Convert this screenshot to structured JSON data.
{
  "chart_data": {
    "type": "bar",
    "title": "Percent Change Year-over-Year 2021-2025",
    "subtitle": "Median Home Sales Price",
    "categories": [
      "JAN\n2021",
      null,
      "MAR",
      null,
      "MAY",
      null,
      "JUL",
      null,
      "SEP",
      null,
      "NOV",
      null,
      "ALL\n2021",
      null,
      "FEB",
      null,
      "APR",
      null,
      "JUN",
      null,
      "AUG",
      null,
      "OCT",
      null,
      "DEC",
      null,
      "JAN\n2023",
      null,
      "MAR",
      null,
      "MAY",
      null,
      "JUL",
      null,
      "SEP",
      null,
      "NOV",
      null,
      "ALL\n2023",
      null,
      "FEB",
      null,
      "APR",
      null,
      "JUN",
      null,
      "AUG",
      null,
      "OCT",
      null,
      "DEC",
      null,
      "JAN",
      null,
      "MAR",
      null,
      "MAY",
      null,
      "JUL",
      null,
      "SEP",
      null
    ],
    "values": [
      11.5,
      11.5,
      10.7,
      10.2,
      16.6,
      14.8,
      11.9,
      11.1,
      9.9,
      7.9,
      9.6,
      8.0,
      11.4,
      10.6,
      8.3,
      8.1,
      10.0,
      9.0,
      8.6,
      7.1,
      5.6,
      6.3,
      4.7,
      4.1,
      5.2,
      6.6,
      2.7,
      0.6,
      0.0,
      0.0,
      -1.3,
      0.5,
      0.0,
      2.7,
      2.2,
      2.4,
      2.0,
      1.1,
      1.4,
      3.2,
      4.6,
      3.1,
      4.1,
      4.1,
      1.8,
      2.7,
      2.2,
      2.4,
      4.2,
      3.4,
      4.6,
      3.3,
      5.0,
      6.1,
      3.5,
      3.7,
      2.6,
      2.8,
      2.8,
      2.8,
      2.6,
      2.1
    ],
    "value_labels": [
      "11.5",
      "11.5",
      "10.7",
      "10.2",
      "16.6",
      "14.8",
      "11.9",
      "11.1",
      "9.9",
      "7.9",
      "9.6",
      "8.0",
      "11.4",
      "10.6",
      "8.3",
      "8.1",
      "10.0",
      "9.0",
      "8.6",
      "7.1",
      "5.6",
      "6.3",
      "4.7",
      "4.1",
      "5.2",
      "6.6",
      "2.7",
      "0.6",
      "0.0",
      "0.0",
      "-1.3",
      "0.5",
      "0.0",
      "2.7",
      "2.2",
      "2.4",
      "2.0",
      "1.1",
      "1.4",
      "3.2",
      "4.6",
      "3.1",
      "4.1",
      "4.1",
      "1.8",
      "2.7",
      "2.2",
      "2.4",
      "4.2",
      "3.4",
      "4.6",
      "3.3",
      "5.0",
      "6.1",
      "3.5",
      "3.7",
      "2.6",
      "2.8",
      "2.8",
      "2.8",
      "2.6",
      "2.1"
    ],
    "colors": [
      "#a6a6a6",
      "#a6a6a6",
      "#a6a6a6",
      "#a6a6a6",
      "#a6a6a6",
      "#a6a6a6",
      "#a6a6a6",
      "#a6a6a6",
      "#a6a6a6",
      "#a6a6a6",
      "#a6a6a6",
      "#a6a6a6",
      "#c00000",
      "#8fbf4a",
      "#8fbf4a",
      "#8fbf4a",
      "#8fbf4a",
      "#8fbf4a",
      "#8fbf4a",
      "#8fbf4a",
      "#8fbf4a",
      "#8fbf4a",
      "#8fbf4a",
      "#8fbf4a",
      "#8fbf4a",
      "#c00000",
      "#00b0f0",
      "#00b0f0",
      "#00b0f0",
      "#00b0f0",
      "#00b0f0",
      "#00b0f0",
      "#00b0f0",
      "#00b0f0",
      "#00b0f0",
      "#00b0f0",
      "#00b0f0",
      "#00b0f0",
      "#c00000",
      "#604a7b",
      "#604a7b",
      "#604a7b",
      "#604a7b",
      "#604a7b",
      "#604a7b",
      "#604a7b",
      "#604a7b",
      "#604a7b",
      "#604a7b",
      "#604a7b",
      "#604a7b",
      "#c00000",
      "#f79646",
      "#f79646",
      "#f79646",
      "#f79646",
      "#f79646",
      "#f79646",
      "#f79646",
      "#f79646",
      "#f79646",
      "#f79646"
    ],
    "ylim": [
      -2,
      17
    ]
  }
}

# # #

Extract each line of the material exactly as it stands.

EXPECTED ANSWER:
Convert this screenshot to structured JSON data.
{
  "chart_data": {
    "type": "bar",
    "title": "Percent Change Year-over-Year 2021-2025",
    "subtitle": "Median Home Sales Price",
    "categories": [
      "JAN\n2021",
      null,
      "MAR",
      null,
      "MAY",
      null,
      "JUL",
      null,
      "SEP",
      null,
      "NOV",
      null,
      "ALL\n2021",
      null,
      "FEB",
      null,
      "APR",
      null,
      "JUN",
      null,
      "AUG",
      null,
      "OCT",
      null,
      "DEC",
      null,
      "JAN\n2023",
      null,
      "MAR",
      null,
      "MAY",
      null,
      "JUL",
      null,
      "SEP",
      null,
      "NOV",
      null,
      "ALL\n2023",
      null,
      "FEB",
      null,
      "APR",
      null,
      "JUN",
      null,
      "AUG",
      null,
      "OCT",
      null,
      "DEC",
      null,
      "JAN",
      null,
      "MAR",
      null,
      "MAY",
      null,
      "JUL",
      null,
      "SEP",
      null
    ],
    "values": [
      11.5,
      11.5,
      10.7,
      10.2,
      16.6,
      14.8,
      11.9,
      11.1,
      9.9,
      7.9,
      9.6,
      8.0,
      11.4,
      10.6,
      8.3,
      8.1,
      10.0,
      9.0,
      8.6,
      7.1,
      5.6,
      6.3,
      4.7,
      4.1,
      5.2,
      6.6,
      2.7,
      0.6,
      0.0,
      0.0,
      -1.3,
      0.5,
      0.0,
      2.7,
      2.2,
      2.4,
      2.0,
      1.1,
      1.4,
      3.2,
      4.6,
      3.1,
      4.1,
      4.1,
      1.8,
      2.7,
      2.2,
      2.4,
      4.2,
      3.4,
      4.6,
      3.3,
      5.0,
      6.1,
      3.5,
      3.7,
      2.6,
      2.8,
      2.8,
      2.8,
      2.6,
      2.1
    ],
    "value_labels": [
      "11.5",
      "11.5",
      "10.7",
      "10.2",
      "16.6",
      "14.8",
      "11.9",
      "11.1",
      "9.9",
      "7.9",
      "9.6",
      "8.0",
      "11.4",
      "10.6",
      "8.3",
      "8.1",
      "10.0",
      "9.0",
      "8.6",
      "7.1",
      "5.6",
      "6.3",
      "4.7",
      "4.1",
      "5.2",
      "6.6",
      "2.7",
      "0.6",
      "0.0",
      "0.0",
      "-1.3",
      "0.5",
      "0.0",
      "2.7",
      "2.2",
      "2.4",
      "2.0",
      "1.1",
      "1.4",
      "3.2",
      "4.6",
      "3.1",
      "4.1",
      "4.1",
      "1.8",
      "2.7",
      "2.2",
      "2.4",
      "4.2",
      "3.4",
      "4.6",
      "3.3",
      "5.0",
      "6.1",
      "3.5",
      "3.7",
      "2.6",
      "2.8",
      "2.8",
      "2.8",
      "2.6",
      "2.1"
    ],
    "colors": [
      "#a6a6a6",
      "#a6a6a6",
      "#a6a6a6",
      "#a6a6a6",
      "#a6a6a6",
      "#a6a6a6",
      "#a6a6a6",
      "#a6a6a6",
      "#a6a6a6",
      "#a6a6a6",
      "#a6a6a6",
      "#a6a6a6",
      "#c00000",
      "#8fbf4a",
      "#8fbf4a",
      "#8fbf4a",
      "#8fbf4a",
      "#8fbf4a",
      "#8fbf4a",
      "#8fbf4a",
      "#8fbf4a",
      "#8fbf4a",
      "#8fbf4a",
      "#8fbf4a",
      "#8fbf4a",
      "#c00000",
      "#00b0f0",
      "#00b0f0",
      "#00b0f0",
      "#00b0f0",
      "#00b0f0",
      "#00b0f0",
      "#00b0f0",
      "#00b0f0",
      "#00b0f0",
      "#00b0f0",
      "#00b0f0",
      "#00b0f0",
      "#c00000",
      "#604a7b",
      "#604a7b",
      "#604a7b",
      "#604a7b",
      "#604a7b",
      "#604a7b",
      "#604a7b",
      "#604a7b",
      "#604a7b",
      "#604a7b",
      "#604a7b",
      "#604a7b",
      "#c00000",
      "#f79646",
      "#f79646",
      "#f79646",
      "#f79646",
      "#f79646",
      "#f79646",
      "#f79646",
      "#f79646",
      "#f79646",
      "#f79646"
    ],
    "ylim": [
      -2,
      17
    ]
  }
}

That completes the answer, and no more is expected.